======== Exercise input

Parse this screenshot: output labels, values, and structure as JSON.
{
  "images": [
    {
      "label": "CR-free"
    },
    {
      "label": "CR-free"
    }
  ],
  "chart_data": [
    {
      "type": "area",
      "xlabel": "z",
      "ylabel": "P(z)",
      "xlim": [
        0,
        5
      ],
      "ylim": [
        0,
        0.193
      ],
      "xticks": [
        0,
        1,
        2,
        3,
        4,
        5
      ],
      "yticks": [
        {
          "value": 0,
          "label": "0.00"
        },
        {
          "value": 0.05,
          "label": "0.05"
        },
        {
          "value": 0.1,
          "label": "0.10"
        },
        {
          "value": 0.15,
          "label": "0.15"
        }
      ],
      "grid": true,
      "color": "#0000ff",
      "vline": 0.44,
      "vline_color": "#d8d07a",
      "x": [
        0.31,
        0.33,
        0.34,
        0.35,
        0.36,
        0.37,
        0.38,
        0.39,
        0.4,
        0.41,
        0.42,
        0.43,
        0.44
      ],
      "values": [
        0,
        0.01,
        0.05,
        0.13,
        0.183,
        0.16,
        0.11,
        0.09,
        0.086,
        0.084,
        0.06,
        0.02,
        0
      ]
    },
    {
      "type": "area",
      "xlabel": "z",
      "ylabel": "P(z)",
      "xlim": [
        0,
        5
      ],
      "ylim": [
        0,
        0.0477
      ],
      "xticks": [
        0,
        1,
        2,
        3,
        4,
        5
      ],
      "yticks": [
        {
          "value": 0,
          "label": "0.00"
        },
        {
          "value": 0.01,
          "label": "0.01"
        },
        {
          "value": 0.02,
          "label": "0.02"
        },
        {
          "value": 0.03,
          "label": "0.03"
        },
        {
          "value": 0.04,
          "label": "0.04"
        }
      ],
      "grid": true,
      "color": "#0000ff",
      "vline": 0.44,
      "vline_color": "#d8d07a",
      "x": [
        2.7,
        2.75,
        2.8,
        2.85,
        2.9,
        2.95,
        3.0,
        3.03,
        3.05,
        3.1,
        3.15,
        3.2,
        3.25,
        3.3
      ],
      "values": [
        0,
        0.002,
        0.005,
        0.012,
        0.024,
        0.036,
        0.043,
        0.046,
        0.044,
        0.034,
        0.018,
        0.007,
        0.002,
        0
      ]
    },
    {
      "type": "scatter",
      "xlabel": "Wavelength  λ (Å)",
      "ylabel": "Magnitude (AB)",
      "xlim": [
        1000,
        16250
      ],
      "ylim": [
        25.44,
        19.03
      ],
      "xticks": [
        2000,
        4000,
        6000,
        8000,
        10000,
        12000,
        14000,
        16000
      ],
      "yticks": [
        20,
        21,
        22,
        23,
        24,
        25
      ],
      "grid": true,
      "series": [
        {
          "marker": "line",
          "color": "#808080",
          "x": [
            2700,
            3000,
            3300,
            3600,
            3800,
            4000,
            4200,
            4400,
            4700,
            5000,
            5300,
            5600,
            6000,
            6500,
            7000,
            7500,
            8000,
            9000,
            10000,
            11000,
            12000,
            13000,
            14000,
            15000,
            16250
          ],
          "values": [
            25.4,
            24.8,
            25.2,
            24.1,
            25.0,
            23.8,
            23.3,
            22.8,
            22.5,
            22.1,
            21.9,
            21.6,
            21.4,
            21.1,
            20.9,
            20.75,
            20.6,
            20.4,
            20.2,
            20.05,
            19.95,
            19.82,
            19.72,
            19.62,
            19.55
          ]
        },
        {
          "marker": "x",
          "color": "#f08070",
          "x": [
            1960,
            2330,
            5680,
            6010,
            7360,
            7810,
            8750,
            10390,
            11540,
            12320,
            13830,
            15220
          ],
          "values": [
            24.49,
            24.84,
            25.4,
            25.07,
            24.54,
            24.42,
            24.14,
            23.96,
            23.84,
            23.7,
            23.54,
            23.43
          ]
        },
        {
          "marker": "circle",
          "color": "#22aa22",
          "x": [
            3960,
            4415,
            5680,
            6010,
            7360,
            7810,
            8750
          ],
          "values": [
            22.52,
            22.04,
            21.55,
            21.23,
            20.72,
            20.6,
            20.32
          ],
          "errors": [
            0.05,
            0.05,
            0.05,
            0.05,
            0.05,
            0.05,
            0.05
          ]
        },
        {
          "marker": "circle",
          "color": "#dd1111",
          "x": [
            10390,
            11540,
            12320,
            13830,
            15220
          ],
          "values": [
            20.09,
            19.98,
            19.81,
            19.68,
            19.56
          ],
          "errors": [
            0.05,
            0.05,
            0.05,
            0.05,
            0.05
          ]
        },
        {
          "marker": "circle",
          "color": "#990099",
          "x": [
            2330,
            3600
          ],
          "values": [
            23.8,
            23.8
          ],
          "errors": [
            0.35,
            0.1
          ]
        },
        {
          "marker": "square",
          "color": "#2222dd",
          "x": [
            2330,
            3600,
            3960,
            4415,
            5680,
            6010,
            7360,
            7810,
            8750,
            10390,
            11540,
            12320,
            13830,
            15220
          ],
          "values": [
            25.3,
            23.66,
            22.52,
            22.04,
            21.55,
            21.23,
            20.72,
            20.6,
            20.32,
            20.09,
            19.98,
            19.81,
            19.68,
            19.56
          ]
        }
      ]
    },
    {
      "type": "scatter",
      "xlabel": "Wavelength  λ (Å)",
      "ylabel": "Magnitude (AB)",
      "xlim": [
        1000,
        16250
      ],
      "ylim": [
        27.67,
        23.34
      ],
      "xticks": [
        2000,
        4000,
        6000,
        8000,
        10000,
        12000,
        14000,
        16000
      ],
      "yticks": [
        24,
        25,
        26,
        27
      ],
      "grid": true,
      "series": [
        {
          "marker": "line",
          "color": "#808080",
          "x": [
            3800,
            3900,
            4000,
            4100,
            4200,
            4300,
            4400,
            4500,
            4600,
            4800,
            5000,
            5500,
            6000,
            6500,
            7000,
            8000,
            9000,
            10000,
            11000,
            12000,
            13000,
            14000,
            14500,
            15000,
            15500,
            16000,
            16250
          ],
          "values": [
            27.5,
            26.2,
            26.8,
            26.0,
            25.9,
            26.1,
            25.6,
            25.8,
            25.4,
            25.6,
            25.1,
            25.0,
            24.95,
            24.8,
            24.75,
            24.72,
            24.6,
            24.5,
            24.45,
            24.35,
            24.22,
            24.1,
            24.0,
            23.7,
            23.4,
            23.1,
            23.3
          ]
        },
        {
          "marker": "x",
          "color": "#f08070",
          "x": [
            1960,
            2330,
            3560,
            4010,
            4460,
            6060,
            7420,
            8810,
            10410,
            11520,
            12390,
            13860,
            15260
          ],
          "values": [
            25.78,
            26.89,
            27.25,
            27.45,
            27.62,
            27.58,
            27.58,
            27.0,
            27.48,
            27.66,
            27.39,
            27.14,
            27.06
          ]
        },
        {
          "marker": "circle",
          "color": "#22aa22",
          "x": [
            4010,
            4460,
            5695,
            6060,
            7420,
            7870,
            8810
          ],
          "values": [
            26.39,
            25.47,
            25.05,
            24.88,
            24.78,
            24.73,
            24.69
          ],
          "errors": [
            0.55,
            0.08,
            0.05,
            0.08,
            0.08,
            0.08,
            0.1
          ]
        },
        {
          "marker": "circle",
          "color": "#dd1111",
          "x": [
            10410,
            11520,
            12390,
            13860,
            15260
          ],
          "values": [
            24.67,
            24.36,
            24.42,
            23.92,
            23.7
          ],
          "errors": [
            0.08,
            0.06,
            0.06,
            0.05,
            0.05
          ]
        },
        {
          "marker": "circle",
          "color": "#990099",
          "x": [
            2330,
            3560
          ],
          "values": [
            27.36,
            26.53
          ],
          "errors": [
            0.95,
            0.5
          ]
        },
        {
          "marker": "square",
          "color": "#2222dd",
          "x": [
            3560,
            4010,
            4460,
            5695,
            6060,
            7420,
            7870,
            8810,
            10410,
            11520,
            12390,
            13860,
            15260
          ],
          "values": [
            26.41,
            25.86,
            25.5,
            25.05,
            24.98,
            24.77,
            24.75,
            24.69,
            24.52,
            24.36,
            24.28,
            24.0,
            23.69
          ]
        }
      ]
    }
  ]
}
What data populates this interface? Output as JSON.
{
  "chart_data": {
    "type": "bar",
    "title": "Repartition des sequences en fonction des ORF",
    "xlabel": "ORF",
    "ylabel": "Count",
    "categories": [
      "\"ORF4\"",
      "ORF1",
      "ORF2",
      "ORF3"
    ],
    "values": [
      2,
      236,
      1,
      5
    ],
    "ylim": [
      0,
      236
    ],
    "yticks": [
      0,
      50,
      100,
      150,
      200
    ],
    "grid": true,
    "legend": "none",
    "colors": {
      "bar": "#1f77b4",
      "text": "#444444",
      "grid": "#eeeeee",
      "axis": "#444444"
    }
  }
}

================

Work required: Extract the closing run of lines, starting with the one containing "What data populates" and ending at the last, exactly as written.

Solution:
What data populates this interface? Output as JSON.
{
  "chart_data": {
    "type": "bar",
    "title": "Repartition des sequences en fonction des ORF",
    "xlabel": "ORF",
    "ylabel": "Count",
    "categories": [
      "\"ORF4\"",
      "ORF1",
      "ORF2",
      "ORF3"
    ],
    "values": [
      2,
      236,
      1,
      5
    ],
    "ylim": [
      0,
      236
    ],
    "yticks": [
      0,
      50,
      100,
      150,
      200
    ],
    "grid": true,
    "legend": "none",
    "colors": {
      "bar": "#1f77b4",
      "text": "#444444",
      "grid": "#eeeeee",
      "axis": "#444444"
    }
  }
}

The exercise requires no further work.